---------- The records

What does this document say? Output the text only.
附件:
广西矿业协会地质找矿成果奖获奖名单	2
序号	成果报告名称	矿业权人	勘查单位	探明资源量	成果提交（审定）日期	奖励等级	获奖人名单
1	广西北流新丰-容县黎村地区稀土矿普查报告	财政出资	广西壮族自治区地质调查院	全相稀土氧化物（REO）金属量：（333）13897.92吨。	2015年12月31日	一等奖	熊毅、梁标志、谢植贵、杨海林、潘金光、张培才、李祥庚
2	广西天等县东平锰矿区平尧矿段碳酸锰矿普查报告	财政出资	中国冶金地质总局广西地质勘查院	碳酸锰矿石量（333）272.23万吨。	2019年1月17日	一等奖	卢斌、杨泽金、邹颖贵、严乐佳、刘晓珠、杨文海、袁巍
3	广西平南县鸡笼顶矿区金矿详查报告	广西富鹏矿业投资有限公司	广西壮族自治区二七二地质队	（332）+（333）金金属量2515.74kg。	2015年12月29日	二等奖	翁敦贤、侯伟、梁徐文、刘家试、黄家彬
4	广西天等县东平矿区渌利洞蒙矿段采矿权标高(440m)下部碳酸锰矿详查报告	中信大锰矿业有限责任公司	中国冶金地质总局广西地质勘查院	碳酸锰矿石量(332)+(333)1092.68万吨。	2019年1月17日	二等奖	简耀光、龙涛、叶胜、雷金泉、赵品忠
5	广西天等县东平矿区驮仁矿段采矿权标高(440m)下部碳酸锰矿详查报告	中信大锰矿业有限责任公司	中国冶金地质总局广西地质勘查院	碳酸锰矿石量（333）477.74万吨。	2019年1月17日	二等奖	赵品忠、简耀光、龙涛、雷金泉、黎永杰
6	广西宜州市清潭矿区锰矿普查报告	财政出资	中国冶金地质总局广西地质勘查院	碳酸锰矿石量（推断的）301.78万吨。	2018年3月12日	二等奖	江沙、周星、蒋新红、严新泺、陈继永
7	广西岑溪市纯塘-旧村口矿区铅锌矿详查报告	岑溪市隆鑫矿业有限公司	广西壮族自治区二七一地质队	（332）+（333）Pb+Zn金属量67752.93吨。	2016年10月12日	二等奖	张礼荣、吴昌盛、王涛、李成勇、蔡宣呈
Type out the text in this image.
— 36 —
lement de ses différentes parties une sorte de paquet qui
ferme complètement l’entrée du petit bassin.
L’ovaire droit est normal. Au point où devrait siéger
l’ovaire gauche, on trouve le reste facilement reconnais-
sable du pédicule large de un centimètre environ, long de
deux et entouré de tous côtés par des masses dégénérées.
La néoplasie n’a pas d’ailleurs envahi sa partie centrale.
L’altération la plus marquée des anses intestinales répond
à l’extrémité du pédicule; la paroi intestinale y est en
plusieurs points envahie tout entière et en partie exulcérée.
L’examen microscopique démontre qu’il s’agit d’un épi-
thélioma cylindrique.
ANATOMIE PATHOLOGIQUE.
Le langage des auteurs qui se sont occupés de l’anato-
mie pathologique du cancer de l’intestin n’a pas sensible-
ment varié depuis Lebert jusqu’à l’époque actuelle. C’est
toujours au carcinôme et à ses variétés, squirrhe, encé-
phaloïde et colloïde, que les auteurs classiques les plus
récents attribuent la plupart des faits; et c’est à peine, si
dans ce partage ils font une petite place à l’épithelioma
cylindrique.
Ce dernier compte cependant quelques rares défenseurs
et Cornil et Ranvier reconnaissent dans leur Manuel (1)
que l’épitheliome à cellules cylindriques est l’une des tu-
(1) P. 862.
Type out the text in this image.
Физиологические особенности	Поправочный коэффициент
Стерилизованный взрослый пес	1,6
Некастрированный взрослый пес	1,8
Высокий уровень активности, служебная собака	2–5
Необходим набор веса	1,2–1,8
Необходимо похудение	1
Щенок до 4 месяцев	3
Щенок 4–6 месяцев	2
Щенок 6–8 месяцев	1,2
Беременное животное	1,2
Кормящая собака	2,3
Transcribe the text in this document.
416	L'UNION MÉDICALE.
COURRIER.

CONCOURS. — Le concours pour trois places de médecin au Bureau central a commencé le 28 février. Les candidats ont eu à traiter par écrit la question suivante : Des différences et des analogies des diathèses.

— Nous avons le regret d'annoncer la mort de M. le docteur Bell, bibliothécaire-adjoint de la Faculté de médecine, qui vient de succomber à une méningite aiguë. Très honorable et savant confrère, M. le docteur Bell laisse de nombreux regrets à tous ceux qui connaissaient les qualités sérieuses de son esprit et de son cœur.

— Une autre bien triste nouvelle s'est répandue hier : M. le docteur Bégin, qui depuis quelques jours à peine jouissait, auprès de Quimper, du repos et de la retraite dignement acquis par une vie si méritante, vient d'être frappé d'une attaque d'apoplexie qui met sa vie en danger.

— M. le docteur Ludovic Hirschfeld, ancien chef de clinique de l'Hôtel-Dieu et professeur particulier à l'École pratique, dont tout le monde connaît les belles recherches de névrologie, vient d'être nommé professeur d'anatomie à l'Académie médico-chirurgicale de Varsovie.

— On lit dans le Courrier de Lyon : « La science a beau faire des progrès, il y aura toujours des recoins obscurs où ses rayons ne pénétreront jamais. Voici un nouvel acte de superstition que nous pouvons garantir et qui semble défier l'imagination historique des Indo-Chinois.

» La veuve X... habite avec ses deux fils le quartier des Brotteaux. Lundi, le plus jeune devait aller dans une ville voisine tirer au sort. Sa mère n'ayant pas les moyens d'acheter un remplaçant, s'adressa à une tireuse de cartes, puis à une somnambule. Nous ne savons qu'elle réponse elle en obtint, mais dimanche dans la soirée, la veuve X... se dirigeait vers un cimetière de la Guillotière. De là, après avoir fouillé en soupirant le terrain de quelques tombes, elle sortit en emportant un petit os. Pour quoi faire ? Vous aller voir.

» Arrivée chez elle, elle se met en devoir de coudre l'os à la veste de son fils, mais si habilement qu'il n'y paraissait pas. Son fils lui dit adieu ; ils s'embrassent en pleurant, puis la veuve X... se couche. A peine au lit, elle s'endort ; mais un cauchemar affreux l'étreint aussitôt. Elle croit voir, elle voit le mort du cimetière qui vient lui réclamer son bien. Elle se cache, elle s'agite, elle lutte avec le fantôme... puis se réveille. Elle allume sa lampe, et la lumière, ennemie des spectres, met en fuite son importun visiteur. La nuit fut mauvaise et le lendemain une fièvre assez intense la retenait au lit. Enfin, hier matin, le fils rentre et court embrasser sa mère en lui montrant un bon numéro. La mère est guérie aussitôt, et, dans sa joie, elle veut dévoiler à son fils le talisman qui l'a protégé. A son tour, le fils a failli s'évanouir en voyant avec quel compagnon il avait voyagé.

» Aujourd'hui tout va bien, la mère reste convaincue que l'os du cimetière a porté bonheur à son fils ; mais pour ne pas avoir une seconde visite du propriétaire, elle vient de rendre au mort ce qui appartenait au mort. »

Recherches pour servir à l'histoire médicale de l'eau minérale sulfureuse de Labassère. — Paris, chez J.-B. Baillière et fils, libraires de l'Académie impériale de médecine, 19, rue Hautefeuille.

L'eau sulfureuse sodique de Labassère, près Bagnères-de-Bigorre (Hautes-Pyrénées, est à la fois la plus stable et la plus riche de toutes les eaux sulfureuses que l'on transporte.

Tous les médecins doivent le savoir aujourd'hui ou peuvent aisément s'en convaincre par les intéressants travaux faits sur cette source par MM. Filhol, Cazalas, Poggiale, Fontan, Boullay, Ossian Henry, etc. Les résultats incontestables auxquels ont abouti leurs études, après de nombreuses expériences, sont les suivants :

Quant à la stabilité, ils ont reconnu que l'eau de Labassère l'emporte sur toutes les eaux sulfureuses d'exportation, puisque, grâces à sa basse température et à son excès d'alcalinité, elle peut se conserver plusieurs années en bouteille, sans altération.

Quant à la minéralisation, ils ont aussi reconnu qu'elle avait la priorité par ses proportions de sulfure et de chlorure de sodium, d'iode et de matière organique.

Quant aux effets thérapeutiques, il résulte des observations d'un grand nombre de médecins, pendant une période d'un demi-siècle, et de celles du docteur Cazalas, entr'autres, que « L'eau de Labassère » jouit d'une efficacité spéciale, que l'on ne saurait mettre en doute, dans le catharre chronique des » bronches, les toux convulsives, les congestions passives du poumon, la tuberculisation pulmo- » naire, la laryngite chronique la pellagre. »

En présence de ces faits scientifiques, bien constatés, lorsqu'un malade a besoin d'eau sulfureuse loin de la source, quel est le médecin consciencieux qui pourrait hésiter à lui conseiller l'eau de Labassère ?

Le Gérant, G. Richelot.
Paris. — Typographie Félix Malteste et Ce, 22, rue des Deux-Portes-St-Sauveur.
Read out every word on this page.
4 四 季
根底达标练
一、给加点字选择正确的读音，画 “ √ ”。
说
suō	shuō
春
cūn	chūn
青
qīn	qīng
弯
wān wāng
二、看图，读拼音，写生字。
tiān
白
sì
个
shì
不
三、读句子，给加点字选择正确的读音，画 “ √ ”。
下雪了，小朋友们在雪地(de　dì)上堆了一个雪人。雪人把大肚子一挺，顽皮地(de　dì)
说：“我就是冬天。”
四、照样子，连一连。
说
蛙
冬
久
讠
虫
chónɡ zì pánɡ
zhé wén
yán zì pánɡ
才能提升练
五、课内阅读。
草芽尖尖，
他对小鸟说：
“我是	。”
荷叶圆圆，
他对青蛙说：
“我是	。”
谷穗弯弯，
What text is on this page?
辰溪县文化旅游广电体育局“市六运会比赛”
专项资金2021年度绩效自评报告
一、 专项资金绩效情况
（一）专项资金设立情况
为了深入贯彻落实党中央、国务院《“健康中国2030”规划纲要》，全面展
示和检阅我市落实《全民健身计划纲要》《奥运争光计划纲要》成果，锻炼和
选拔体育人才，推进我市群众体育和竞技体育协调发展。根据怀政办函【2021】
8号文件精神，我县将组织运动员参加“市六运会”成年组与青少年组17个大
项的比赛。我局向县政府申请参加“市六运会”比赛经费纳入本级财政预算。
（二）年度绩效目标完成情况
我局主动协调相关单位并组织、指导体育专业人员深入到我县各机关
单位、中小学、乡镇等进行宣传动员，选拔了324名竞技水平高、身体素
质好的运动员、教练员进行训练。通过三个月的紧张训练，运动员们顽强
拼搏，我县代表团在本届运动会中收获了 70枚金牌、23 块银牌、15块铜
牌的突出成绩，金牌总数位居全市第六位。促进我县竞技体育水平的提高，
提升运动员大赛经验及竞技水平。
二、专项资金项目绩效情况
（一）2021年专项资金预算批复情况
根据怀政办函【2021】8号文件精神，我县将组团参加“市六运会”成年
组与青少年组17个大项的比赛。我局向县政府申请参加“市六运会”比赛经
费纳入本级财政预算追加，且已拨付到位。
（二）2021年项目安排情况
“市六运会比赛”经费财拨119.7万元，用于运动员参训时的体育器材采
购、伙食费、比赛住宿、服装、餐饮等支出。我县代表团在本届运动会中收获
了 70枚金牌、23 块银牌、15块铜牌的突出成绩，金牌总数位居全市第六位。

--------------------

Using the records above, gather all lines where the string "碳酸锰矿石量" is present.

Expected output →
2	广西天等县东平锰矿区平尧矿段碳酸锰矿普查报告	财政出资	中国冶金地质总局广西地质勘查院	碳酸锰矿石量（333）272.23万吨。	2019年1月17日	一等奖	卢斌、杨泽金、邹颖贵、严乐佳、刘晓珠、杨文海、袁巍
4	广西天等县东平矿区渌利洞蒙矿段采矿权标高(440m)下部碳酸锰矿详查报告	中信大锰矿业有限责任公司	中国冶金地质总局广西地质勘查院	碳酸锰矿石量(332)+(333)1092.68万吨。	2019年1月17日	二等奖	简耀光、龙涛、叶胜、雷金泉、赵品忠
5	广西天等县东平矿区驮仁矿段采矿权标高(440m)下部碳酸锰矿详查报告	中信大锰矿业有限责任公司	中国冶金地质总局广西地质勘查院	碳酸锰矿石量（333）477.74万吨。	2019年1月17日	二等奖	赵品忠、简耀光、龙涛、雷金泉、黎永杰
6	广西宜州市清潭矿区锰矿普查报告	财政出资	中国冶金地质总局广西地质勘查院	碳酸锰矿石量（推断的）301.78万吨。	2018年3月12日	二等奖	江沙、周星、蒋新红、严新泺、陈继永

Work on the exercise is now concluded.